STATED EXERCISE
Copy out each line that mentions the word "благоустройства".

--- start of RECORDS TO USE ---

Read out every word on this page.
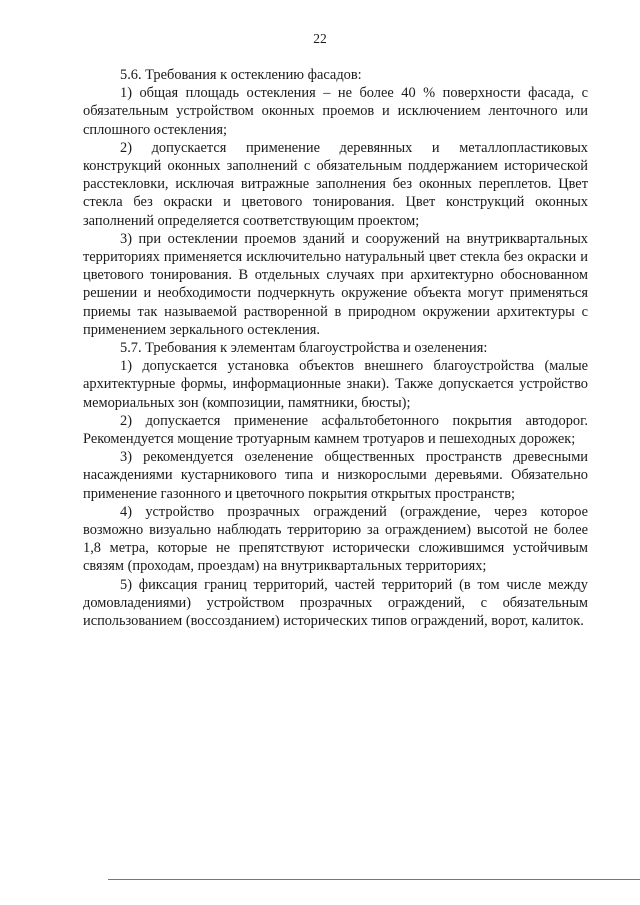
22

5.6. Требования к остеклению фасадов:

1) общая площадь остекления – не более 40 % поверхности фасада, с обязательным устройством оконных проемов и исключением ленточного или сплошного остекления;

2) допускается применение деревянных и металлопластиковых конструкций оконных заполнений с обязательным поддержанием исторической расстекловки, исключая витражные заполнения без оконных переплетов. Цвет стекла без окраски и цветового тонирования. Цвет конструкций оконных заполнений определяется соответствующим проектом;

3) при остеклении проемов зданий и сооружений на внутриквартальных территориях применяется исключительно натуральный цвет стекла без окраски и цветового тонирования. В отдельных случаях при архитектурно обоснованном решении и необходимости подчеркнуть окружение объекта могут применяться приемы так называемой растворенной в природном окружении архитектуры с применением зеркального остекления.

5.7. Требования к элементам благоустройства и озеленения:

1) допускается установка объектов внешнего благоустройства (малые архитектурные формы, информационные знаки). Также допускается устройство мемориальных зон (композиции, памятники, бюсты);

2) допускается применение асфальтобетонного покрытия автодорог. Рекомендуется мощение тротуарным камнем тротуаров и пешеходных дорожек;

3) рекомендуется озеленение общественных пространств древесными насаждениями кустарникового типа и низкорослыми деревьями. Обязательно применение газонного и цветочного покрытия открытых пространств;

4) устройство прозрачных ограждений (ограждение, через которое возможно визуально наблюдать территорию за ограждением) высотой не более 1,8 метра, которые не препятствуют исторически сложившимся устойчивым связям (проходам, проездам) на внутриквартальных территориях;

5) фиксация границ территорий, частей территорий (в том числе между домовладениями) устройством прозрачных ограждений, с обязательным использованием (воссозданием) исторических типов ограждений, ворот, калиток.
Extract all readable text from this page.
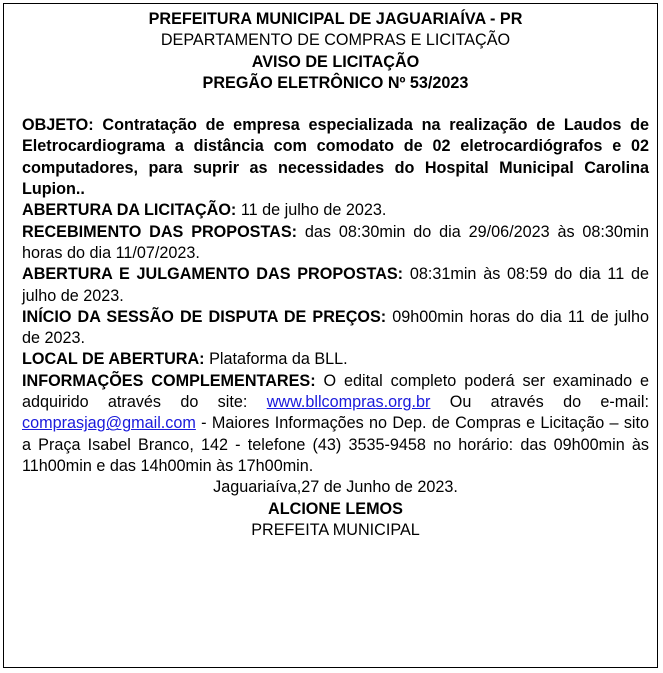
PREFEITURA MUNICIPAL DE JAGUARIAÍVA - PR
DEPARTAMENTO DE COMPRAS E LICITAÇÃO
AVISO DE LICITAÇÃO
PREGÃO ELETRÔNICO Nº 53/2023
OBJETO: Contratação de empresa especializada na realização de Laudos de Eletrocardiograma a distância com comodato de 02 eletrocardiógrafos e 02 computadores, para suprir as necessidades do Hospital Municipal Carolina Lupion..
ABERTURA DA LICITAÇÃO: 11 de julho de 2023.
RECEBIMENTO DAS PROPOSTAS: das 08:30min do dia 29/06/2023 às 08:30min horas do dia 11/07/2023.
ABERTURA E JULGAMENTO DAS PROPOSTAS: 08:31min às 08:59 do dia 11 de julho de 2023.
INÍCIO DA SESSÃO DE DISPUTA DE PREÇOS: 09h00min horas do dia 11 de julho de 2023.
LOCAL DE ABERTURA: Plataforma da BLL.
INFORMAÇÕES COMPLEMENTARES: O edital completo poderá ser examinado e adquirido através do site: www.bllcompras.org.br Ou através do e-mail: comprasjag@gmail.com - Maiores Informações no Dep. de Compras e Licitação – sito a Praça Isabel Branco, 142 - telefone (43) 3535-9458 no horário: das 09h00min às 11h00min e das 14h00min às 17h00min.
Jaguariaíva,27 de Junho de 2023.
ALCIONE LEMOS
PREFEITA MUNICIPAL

--- end of RECORDS TO USE ---

COMPLETED TASK
5.7. Требования к элементам благоустройства и озеленения:
1) допускается установка объектов внешнего благоустройства (малые архитектурные формы, информационные знаки). Также допускается устройство мемориальных зон (композиции, памятники, бюсты);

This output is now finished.